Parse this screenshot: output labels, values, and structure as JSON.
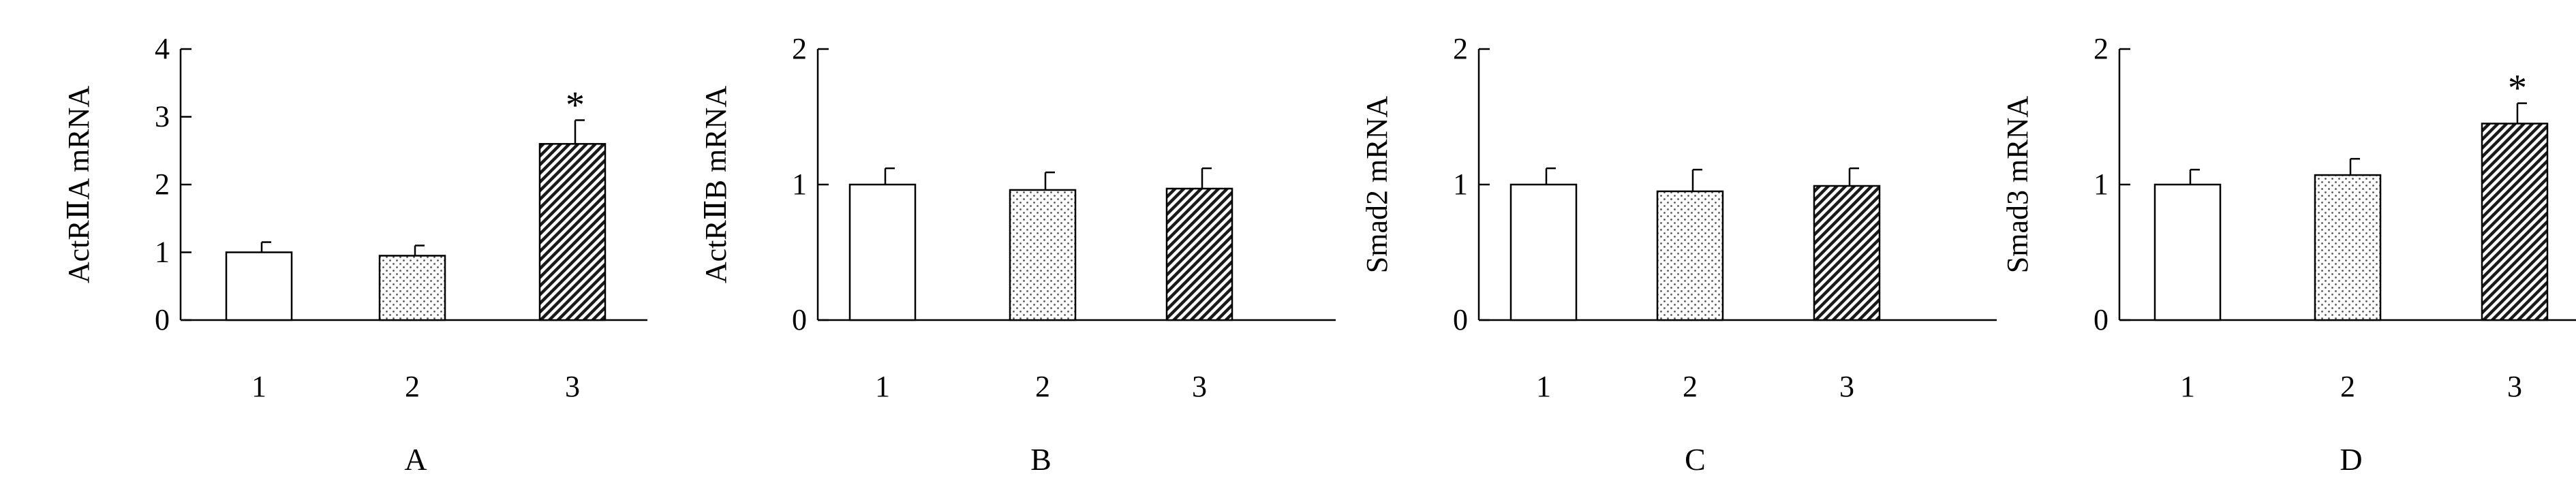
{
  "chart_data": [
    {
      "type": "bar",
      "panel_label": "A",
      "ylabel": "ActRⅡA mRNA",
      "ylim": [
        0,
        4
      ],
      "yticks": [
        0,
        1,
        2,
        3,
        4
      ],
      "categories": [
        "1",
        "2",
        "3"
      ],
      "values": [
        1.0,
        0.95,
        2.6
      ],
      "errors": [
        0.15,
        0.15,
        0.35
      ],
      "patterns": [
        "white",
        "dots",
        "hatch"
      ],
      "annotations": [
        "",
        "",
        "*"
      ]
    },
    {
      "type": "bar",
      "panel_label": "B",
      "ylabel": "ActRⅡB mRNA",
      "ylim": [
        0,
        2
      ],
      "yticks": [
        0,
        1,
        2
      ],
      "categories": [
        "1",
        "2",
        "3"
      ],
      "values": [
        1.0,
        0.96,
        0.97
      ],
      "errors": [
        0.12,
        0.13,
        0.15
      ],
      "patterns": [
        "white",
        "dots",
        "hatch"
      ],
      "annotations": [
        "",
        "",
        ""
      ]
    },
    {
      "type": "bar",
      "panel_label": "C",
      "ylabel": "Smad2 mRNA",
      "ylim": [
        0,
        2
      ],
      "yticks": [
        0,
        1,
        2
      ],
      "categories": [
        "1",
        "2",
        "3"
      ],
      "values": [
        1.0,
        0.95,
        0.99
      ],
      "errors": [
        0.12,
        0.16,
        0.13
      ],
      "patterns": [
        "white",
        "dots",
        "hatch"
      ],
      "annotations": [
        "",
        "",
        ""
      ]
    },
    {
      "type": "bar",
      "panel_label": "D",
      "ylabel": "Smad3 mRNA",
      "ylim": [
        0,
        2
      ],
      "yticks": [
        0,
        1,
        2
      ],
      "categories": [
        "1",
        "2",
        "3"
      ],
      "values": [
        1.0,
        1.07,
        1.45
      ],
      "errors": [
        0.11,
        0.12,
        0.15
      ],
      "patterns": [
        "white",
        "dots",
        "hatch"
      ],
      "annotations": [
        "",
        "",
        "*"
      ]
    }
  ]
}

══════════

* _WHAT THE TASK ASKS_:
Each line above that holds the string "ylabel" should be copied and shown.

* _SOLUTION FOR THIS EXERCISE_:
      "ylabel": "ActRⅡA mRNA",
      "ylabel": "ActRⅡB mRNA",
      "ylabel": "Smad2 mRNA",
      "ylabel": "Smad3 mRNA",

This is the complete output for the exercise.